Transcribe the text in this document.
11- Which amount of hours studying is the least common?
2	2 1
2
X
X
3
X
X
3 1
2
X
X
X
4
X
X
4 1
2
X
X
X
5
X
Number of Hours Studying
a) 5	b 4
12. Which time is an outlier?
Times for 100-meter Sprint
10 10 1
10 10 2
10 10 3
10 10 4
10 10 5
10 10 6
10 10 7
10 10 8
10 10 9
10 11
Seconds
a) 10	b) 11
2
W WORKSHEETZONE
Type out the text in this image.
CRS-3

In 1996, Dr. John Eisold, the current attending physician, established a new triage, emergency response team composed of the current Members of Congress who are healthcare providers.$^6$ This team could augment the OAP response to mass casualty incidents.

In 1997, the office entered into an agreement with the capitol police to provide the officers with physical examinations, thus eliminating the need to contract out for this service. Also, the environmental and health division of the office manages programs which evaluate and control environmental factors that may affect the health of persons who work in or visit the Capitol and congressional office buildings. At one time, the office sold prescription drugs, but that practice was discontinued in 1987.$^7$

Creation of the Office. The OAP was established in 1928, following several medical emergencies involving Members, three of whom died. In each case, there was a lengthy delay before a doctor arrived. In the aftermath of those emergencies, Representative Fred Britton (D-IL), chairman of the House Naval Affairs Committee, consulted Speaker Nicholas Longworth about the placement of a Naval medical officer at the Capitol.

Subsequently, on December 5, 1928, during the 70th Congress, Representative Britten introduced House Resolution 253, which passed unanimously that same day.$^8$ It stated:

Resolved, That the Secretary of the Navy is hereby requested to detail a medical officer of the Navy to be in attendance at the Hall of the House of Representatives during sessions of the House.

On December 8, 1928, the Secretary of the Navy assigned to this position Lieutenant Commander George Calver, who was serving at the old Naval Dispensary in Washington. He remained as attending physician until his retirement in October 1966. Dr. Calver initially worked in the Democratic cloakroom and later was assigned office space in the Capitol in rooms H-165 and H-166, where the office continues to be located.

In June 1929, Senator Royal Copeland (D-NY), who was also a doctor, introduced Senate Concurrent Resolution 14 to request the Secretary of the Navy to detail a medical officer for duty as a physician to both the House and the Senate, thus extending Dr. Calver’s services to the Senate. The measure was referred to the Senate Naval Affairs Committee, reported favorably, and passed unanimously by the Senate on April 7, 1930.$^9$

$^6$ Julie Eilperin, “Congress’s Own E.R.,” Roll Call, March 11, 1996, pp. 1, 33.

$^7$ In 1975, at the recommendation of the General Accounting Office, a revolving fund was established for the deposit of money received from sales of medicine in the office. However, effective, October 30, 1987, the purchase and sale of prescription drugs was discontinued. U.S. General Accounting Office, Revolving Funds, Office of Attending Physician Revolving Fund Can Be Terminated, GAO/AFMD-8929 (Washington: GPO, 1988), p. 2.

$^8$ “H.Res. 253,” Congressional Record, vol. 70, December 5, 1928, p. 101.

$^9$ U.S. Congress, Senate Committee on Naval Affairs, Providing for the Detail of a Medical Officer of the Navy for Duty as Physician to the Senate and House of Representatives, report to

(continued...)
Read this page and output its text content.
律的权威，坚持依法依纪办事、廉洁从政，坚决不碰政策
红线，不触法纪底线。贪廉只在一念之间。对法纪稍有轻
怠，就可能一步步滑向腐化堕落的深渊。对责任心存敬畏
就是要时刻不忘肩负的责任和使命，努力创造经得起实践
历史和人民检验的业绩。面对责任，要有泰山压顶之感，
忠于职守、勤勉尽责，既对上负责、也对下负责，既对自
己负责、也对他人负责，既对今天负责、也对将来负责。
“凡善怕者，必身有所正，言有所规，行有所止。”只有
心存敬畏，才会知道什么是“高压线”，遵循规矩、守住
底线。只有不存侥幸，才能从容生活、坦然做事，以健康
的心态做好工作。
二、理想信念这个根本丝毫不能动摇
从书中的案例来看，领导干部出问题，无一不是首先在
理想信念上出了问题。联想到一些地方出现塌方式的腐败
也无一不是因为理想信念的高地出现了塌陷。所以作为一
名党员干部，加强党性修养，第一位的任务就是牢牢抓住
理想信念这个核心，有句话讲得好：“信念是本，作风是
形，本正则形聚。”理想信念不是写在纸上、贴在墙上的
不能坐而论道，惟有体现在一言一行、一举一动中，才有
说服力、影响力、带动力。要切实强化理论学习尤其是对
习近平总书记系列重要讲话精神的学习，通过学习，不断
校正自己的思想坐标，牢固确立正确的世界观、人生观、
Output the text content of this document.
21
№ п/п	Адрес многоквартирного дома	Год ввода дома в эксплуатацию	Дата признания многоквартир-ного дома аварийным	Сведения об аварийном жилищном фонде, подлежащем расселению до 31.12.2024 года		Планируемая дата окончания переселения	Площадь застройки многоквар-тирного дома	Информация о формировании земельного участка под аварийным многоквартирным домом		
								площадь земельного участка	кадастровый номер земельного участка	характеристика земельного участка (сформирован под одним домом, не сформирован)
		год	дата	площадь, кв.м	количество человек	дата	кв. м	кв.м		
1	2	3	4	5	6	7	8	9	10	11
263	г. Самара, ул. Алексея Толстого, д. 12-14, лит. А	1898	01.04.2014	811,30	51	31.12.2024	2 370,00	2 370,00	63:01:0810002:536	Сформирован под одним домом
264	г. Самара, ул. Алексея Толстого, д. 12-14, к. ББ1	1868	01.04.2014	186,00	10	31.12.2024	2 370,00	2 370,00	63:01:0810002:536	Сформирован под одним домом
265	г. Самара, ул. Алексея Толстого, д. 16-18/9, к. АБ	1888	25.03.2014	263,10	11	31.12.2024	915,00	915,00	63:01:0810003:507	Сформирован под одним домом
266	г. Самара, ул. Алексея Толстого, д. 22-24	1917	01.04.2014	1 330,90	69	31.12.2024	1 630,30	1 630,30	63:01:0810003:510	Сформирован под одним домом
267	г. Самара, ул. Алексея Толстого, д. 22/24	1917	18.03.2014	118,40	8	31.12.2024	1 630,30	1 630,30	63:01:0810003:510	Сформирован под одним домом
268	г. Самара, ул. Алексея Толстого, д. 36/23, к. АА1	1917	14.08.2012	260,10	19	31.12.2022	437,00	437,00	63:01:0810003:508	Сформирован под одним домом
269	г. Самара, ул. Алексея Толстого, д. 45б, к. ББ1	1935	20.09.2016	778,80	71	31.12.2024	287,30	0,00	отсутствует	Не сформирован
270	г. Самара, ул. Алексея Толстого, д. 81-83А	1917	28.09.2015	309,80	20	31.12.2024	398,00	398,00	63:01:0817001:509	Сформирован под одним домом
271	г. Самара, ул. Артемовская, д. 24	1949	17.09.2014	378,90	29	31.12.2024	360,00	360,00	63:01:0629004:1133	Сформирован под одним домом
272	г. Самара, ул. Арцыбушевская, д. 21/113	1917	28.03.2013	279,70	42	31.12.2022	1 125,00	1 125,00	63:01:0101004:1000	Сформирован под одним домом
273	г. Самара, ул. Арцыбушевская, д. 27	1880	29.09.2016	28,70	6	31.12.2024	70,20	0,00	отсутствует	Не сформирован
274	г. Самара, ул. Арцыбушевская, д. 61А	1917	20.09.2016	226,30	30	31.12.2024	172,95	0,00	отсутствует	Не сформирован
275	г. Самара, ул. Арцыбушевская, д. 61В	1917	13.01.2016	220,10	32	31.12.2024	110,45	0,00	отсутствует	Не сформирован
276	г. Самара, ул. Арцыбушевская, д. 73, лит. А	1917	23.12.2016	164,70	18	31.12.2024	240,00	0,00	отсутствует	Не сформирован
-- -- --
The exercise :: Find all lines holding the string "Secretary" and copy them.

Response to this exercise ::
Resolved, That the Secretary of the Navy is hereby requested to detail a medical officer of the Navy to be in attendance at the Hall of the House of Representatives during sessions of the House.
On December 8, 1928, the Secretary of the Navy assigned to this position Lieutenant Commander George Calver, who was serving at the old Naval Dispensary in Washington. He remained as attending physician until his retirement in October 1966. Dr. Calver initially worked in the Democratic cloakroom and later was assigned office space in the Capitol in rooms H-165 and H-166, where the office continues to be located.
In June 1929, Senator Royal Copeland (D-NY), who was also a doctor, introduced Senate Concurrent Resolution 14 to request the Secretary of the Navy to detail a medical officer for duty as a physician to both the House and the Senate, thus extending Dr. Calver’s services to the Senate. The measure was referred to the Senate Naval Affairs Committee, reported favorably, and passed unanimously by the Senate on April 7, 1930.$^9$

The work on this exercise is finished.